Stored data entries

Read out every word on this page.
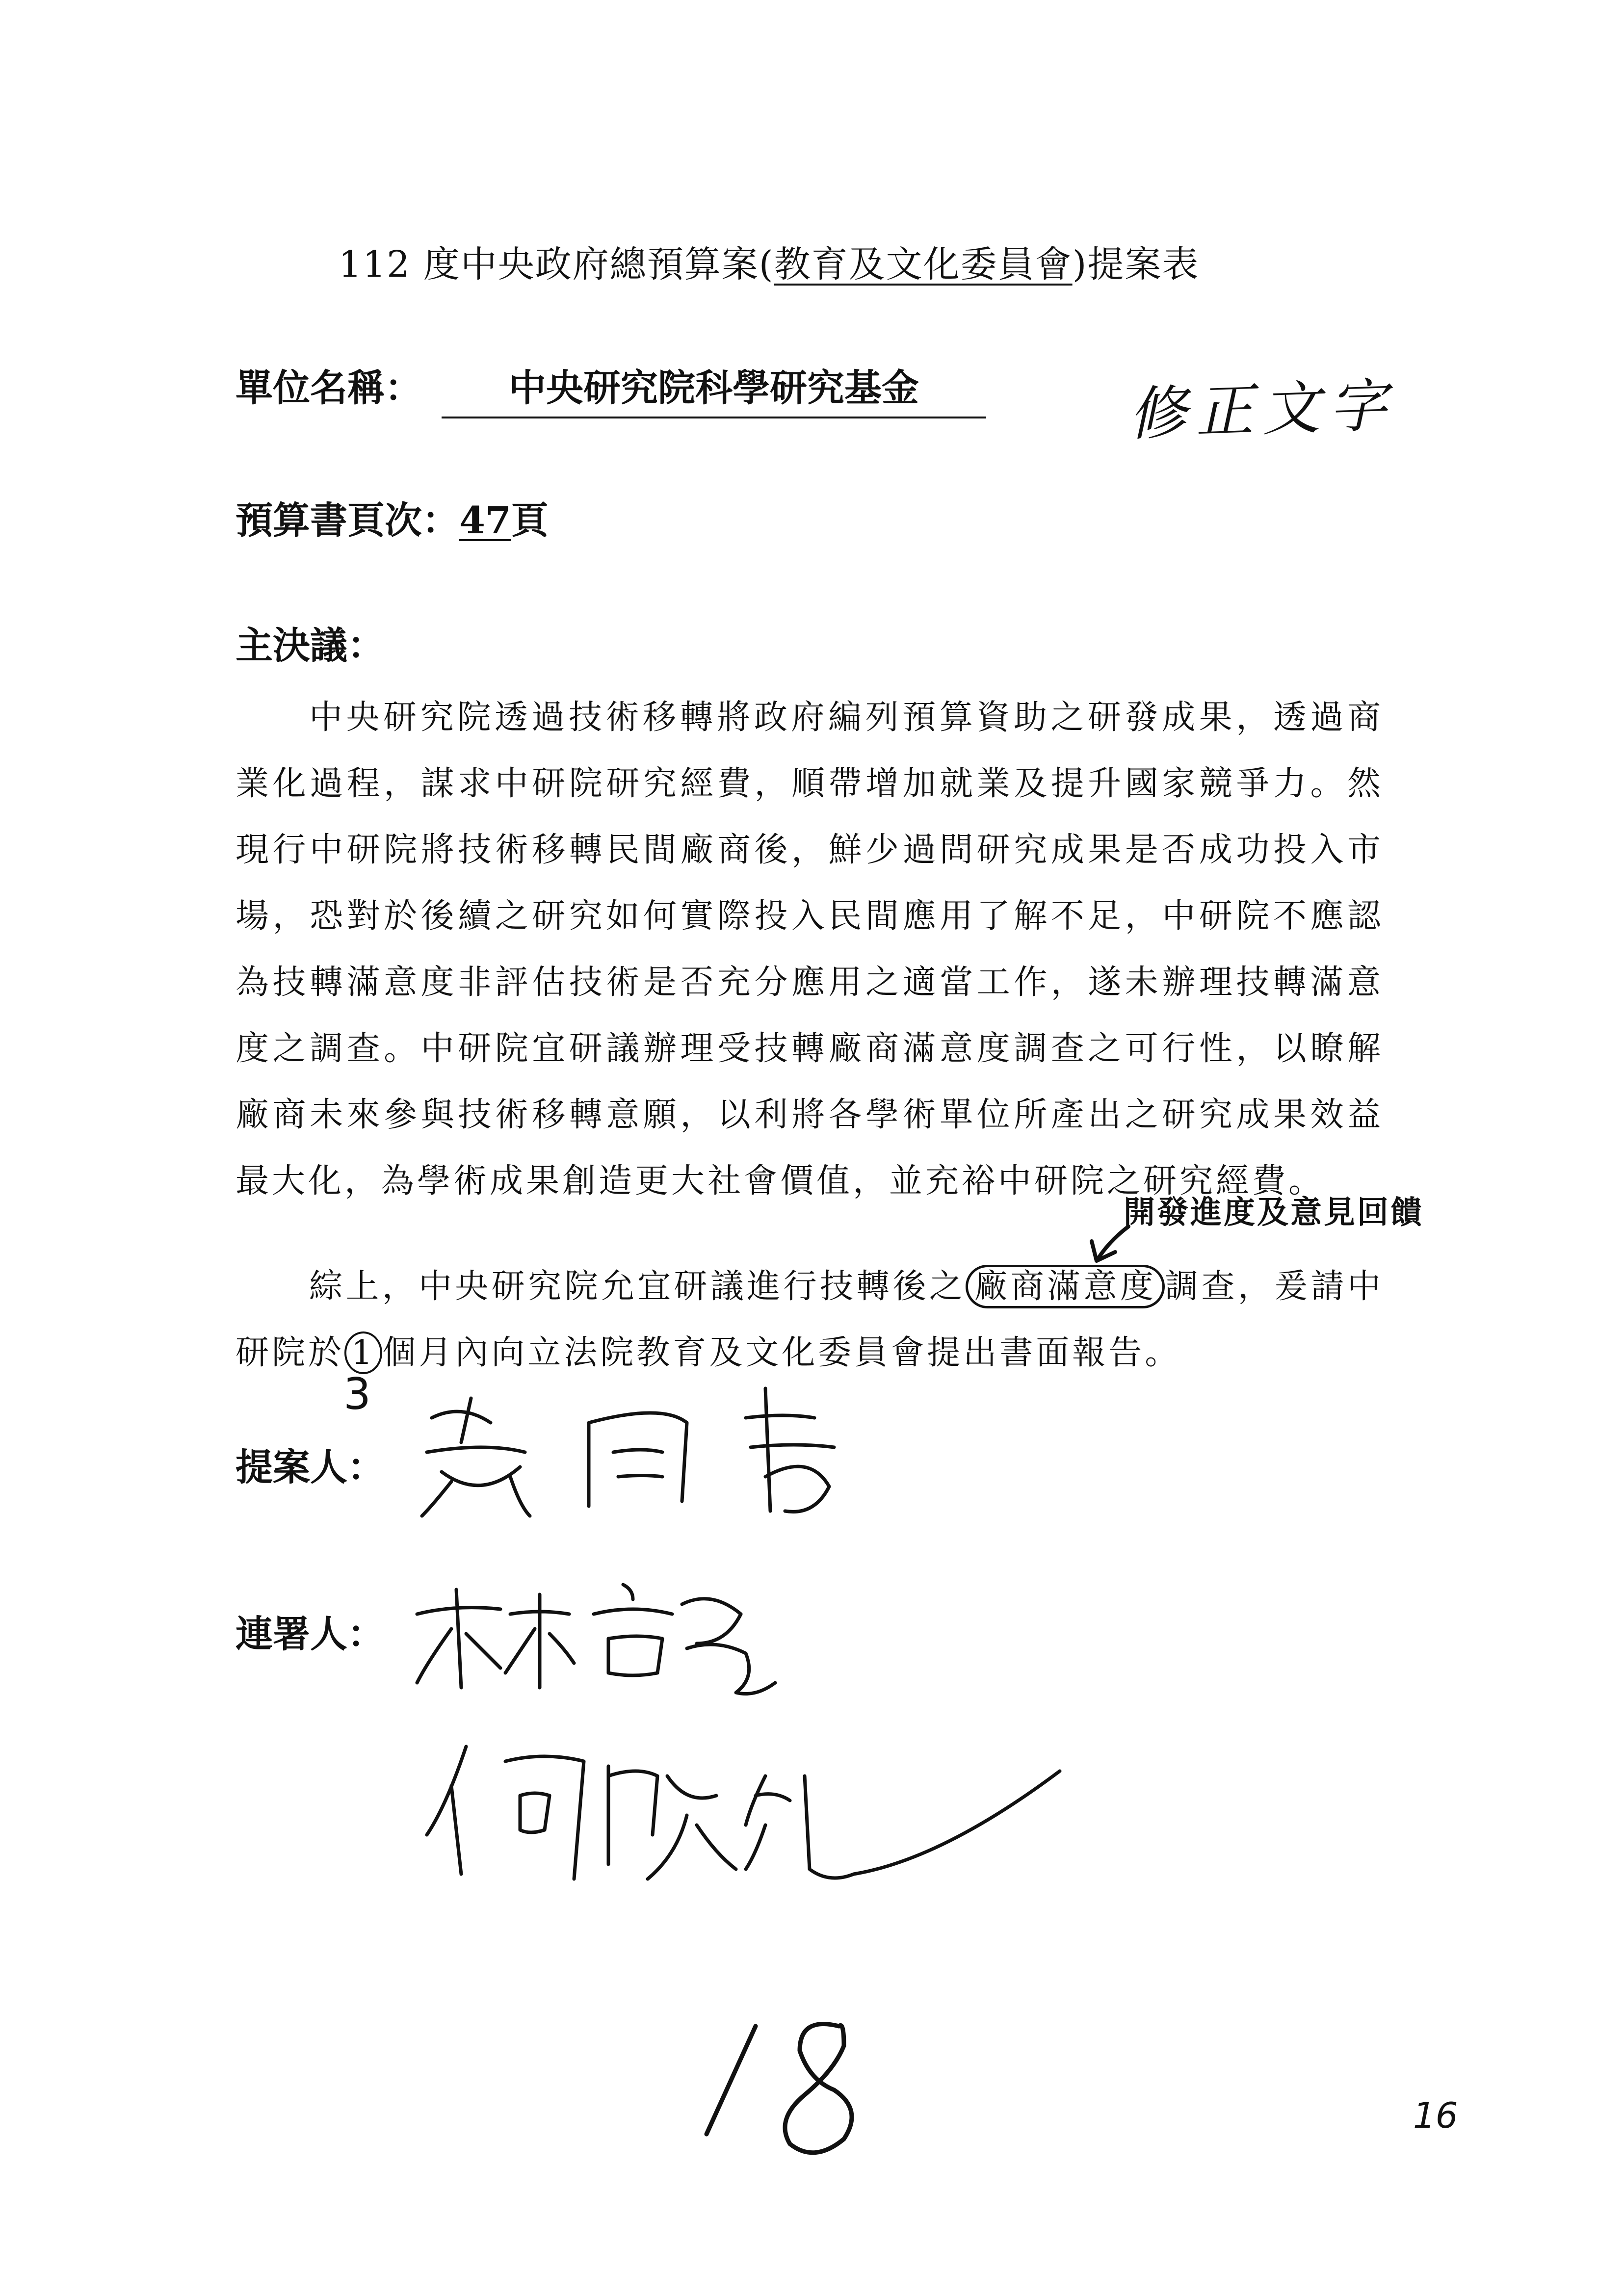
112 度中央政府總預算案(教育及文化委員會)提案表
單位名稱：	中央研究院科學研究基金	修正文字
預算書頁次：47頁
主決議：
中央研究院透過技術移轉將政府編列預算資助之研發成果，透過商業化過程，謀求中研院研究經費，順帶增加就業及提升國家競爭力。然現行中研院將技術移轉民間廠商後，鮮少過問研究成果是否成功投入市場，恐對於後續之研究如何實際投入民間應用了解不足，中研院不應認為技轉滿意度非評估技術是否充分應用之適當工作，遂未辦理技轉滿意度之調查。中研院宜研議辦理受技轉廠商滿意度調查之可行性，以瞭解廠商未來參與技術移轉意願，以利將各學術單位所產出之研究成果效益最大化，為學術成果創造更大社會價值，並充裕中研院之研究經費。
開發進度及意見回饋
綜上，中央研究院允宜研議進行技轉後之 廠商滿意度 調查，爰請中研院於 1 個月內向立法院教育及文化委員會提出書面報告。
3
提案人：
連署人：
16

### Set exercise
Write out the whole listing again, exactly, with no pictures.

### Exercise solution
Read out every word on this page.
112 度中央政府總預算案(教育及文化委員會)提案表
單位名稱：	中央研究院科學研究基金	修正文字
預算書頁次：47頁
主決議：
中央研究院透過技術移轉將政府編列預算資助之研發成果，透過商業化過程，謀求中研院研究經費，順帶增加就業及提升國家競爭力。然現行中研院將技術移轉民間廠商後，鮮少過問研究成果是否成功投入市場，恐對於後續之研究如何實際投入民間應用了解不足，中研院不應認為技轉滿意度非評估技術是否充分應用之適當工作，遂未辦理技轉滿意度之調查。中研院宜研議辦理受技轉廠商滿意度調查之可行性，以瞭解廠商未來參與技術移轉意願，以利將各學術單位所產出之研究成果效益最大化，為學術成果創造更大社會價值，並充裕中研院之研究經費。
開發進度及意見回饋
綜上，中央研究院允宜研議進行技轉後之 廠商滿意度 調查，爰請中研院於 1 個月內向立法院教育及文化委員會提出書面報告。
3
提案人：
連署人：
16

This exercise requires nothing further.